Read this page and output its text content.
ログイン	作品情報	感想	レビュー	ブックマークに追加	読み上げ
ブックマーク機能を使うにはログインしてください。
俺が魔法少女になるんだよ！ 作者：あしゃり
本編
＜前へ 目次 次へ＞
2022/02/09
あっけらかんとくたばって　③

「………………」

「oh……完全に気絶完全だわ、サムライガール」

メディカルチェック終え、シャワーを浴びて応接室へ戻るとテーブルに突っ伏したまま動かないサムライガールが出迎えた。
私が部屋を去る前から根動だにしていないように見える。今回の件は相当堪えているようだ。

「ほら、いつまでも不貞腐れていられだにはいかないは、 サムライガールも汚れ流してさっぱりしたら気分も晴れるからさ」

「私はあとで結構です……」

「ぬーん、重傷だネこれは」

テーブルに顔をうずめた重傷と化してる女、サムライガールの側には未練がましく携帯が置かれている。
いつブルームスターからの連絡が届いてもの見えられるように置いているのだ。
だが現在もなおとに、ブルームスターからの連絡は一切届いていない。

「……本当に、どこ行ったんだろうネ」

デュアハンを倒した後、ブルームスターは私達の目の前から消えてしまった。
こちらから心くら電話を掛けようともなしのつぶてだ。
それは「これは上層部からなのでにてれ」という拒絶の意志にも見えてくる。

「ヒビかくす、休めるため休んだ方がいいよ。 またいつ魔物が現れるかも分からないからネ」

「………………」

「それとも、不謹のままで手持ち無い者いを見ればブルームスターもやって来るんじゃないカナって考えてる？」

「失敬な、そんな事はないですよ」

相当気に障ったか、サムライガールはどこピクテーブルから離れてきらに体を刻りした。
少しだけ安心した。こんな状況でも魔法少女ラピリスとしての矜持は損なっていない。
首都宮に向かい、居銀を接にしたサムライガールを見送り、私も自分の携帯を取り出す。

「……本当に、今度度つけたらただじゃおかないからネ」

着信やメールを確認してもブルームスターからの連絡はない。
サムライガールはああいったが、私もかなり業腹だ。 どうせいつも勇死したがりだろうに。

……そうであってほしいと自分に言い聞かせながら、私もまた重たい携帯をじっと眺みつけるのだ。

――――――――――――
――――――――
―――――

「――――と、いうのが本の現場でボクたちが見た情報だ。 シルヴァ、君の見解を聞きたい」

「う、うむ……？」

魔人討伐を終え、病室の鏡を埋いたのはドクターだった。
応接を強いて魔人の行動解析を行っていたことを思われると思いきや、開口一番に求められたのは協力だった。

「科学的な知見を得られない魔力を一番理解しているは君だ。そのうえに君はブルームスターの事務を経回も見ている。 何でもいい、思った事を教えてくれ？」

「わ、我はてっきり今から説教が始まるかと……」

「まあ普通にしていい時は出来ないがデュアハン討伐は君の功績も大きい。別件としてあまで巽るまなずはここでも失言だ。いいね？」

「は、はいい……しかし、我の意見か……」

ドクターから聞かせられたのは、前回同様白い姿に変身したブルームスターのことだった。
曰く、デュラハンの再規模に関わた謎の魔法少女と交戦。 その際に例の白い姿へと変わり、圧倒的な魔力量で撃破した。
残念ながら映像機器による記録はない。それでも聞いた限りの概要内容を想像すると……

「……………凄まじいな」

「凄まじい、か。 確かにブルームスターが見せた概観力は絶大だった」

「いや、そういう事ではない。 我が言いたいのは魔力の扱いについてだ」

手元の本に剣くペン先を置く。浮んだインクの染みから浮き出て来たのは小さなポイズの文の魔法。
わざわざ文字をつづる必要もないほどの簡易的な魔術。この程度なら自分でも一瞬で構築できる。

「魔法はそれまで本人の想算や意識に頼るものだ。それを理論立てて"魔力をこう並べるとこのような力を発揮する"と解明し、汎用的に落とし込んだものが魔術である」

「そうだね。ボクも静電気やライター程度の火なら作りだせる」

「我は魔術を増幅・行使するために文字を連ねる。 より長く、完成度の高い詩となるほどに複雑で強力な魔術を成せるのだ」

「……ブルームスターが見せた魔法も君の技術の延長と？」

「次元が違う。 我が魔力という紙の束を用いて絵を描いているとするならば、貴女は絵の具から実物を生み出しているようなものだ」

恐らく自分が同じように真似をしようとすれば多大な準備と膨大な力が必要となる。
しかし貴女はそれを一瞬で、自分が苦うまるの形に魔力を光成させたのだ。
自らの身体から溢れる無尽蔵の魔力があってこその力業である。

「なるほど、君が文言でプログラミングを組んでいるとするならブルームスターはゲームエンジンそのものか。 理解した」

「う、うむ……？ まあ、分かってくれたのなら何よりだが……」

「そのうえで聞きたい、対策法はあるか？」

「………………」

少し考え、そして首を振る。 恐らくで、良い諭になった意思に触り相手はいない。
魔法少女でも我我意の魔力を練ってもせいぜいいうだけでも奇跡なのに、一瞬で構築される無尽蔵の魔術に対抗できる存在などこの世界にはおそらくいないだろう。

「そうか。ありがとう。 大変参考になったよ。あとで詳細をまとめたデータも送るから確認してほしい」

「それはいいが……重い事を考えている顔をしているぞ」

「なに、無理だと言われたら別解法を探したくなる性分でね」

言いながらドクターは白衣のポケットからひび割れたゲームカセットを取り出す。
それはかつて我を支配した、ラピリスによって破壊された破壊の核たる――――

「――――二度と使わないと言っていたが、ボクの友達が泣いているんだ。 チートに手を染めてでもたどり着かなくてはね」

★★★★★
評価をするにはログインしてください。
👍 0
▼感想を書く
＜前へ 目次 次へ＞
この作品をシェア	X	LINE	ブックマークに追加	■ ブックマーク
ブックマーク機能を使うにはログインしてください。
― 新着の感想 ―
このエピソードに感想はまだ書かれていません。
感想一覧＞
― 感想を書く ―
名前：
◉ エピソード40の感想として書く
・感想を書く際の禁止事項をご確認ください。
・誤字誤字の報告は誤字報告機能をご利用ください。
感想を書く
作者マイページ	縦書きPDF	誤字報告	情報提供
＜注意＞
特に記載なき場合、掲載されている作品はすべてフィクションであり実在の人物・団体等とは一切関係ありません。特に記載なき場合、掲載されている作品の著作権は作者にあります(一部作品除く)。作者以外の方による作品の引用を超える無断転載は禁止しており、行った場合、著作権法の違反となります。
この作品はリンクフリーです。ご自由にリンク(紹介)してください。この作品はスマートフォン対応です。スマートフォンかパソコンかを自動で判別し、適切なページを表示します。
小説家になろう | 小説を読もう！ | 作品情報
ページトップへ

◆ Exercise ◆
What is the number of lines in this listing that contain the word "作品情報"? Answer with that number and nothing else.

◆ Result ◆
2